:: Data to use ::
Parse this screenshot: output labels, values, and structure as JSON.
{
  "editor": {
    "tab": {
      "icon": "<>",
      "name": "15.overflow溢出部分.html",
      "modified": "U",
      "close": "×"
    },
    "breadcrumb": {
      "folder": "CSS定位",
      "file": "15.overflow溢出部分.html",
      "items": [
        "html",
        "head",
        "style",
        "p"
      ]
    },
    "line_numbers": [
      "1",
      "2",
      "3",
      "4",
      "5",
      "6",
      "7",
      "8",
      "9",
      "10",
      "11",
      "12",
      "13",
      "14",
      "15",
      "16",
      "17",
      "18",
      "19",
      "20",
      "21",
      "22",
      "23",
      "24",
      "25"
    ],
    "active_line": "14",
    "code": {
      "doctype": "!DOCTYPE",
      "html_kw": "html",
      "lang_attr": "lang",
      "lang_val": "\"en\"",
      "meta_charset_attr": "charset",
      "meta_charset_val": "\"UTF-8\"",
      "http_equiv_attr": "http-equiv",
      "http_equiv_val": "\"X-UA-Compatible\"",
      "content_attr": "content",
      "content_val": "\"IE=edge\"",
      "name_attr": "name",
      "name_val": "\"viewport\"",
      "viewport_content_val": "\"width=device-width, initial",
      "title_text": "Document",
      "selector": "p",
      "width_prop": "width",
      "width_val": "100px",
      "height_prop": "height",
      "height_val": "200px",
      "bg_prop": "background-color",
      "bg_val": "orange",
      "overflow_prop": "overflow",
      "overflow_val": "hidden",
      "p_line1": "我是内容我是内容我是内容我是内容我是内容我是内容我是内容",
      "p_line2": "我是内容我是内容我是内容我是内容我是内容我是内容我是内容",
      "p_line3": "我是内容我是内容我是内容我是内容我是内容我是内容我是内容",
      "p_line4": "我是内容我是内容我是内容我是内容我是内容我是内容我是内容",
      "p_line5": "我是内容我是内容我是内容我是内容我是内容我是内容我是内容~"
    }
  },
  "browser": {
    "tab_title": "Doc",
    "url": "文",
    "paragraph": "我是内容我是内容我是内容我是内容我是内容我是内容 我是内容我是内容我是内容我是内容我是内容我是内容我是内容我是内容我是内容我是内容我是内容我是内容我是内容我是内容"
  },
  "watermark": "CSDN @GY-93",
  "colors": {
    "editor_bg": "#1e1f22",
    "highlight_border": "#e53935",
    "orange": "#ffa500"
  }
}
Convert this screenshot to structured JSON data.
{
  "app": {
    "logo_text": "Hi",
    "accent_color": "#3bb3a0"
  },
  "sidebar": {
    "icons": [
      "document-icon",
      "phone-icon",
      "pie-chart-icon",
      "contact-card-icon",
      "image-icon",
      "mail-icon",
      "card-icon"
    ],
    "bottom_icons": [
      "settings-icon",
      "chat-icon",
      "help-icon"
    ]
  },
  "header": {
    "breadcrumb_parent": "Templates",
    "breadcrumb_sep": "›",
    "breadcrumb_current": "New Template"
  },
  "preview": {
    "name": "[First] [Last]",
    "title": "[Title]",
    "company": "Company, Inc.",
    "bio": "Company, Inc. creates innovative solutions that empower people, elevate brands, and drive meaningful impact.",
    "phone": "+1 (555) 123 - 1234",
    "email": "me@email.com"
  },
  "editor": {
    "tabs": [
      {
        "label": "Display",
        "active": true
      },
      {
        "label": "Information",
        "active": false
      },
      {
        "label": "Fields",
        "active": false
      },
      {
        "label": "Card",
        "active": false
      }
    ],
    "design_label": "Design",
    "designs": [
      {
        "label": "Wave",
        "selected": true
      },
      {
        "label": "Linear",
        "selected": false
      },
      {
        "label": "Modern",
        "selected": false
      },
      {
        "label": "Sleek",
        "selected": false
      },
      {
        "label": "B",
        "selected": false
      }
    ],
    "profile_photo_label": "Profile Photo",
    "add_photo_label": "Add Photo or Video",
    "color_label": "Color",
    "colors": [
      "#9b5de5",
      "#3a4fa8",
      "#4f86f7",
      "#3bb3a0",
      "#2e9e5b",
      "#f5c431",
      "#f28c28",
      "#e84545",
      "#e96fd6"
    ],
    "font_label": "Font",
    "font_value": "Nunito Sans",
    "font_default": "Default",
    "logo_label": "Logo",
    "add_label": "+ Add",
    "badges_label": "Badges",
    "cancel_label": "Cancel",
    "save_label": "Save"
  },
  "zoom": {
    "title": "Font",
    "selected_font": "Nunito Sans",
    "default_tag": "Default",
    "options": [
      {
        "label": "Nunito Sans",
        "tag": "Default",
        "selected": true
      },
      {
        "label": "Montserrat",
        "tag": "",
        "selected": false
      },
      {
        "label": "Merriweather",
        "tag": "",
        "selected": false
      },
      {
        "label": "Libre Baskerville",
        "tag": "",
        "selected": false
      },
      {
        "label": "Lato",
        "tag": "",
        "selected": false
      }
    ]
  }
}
:::
* **What the exercise asks**:
Repeat the material in full, exactly as it stands.

* **Expected answer**:
Parse this screenshot: output labels, values, and structure as JSON.
{
  "editor": {
    "tab": {
      "icon": "<>",
      "name": "15.overflow溢出部分.html",
      "modified": "U",
      "close": "×"
    },
    "breadcrumb": {
      "folder": "CSS定位",
      "file": "15.overflow溢出部分.html",
      "items": [
        "html",
        "head",
        "style",
        "p"
      ]
    },
    "line_numbers": [
      "1",
      "2",
      "3",
      "4",
      "5",
      "6",
      "7",
      "8",
      "9",
      "10",
      "11",
      "12",
      "13",
      "14",
      "15",
      "16",
      "17",
      "18",
      "19",
      "20",
      "21",
      "22",
      "23",
      "24",
      "25"
    ],
    "active_line": "14",
    "code": {
      "doctype": "!DOCTYPE",
      "html_kw": "html",
      "lang_attr": "lang",
      "lang_val": "\"en\"",
      "meta_charset_attr": "charset",
      "meta_charset_val": "\"UTF-8\"",
      "http_equiv_attr": "http-equiv",
      "http_equiv_val": "\"X-UA-Compatible\"",
      "content_attr": "content",
      "content_val": "\"IE=edge\"",
      "name_attr": "name",
      "name_val": "\"viewport\"",
      "viewport_content_val": "\"width=device-width, initial",
      "title_text": "Document",
      "selector": "p",
      "width_prop": "width",
      "width_val": "100px",
      "height_prop": "height",
      "height_val": "200px",
      "bg_prop": "background-color",
      "bg_val": "orange",
      "overflow_prop": "overflow",
      "overflow_val": "hidden",
      "p_line1": "我是内容我是内容我是内容我是内容我是内容我是内容我是内容",
      "p_line2": "我是内容我是内容我是内容我是内容我是内容我是内容我是内容",
      "p_line3": "我是内容我是内容我是内容我是内容我是内容我是内容我是内容",
      "p_line4": "我是内容我是内容我是内容我是内容我是内容我是内容我是内容",
      "p_line5": "我是内容我是内容我是内容我是内容我是内容我是内容我是内容~"
    }
  },
  "browser": {
    "tab_title": "Doc",
    "url": "文",
    "paragraph": "我是内容我是内容我是内容我是内容我是内容我是内容 我是内容我是内容我是内容我是内容我是内容我是内容我是内容我是内容我是内容我是内容我是内容我是内容我是内容我是内容"
  },
  "watermark": "CSDN @GY-93",
  "colors": {
    "editor_bg": "#1e1f22",
    "highlight_border": "#e53935",
    "orange": "#ffa500"
  }
}
Convert this screenshot to structured JSON data.
{
  "app": {
    "logo_text": "Hi",
    "accent_color": "#3bb3a0"
  },
  "sidebar": {
    "icons": [
      "document-icon",
      "phone-icon",
      "pie-chart-icon",
      "contact-card-icon",
      "image-icon",
      "mail-icon",
      "card-icon"
    ],
    "bottom_icons": [
      "settings-icon",
      "chat-icon",
      "help-icon"
    ]
  },
  "header": {
    "breadcrumb_parent": "Templates",
    "breadcrumb_sep": "›",
    "breadcrumb_current": "New Template"
  },
  "preview": {
    "name": "[First] [Last]",
    "title": "[Title]",
    "company": "Company, Inc.",
    "bio": "Company, Inc. creates innovative solutions that empower people, elevate brands, and drive meaningful impact.",
    "phone": "+1 (555) 123 - 1234",
    "email": "me@email.com"
  },
  "editor": {
    "tabs": [
      {
        "label": "Display",
        "active": true
      },
      {
        "label": "Information",
        "active": false
      },
      {
        "label": "Fields",
        "active": false
      },
      {
        "label": "Card",
        "active": false
      }
    ],
    "design_label": "Design",
    "designs": [
      {
        "label": "Wave",
        "selected": true
      },
      {
        "label": "Linear",
        "selected": false
      },
      {
        "label": "Modern",
        "selected": false
      },
      {
        "label": "Sleek",
        "selected": false
      },
      {
        "label": "B",
        "selected": false
      }
    ],
    "profile_photo_label": "Profile Photo",
    "add_photo_label": "Add Photo or Video",
    "color_label": "Color",
    "colors": [
      "#9b5de5",
      "#3a4fa8",
      "#4f86f7",
      "#3bb3a0",
      "#2e9e5b",
      "#f5c431",
      "#f28c28",
      "#e84545",
      "#e96fd6"
    ],
    "font_label": "Font",
    "font_value": "Nunito Sans",
    "font_default": "Default",
    "logo_label": "Logo",
    "add_label": "+ Add",
    "badges_label": "Badges",
    "cancel_label": "Cancel",
    "save_label": "Save"
  },
  "zoom": {
    "title": "Font",
    "selected_font": "Nunito Sans",
    "default_tag": "Default",
    "options": [
      {
        "label": "Nunito Sans",
        "tag": "Default",
        "selected": true
      },
      {
        "label": "Montserrat",
        "tag": "",
        "selected": false
      },
      {
        "label": "Merriweather",
        "tag": "",
        "selected": false
      },
      {
        "label": "Libre Baskerville",
        "tag": "",
        "selected": false
      },
      {
        "label": "Lato",
        "tag": "",
        "selected": false
      }
    ]
  }
}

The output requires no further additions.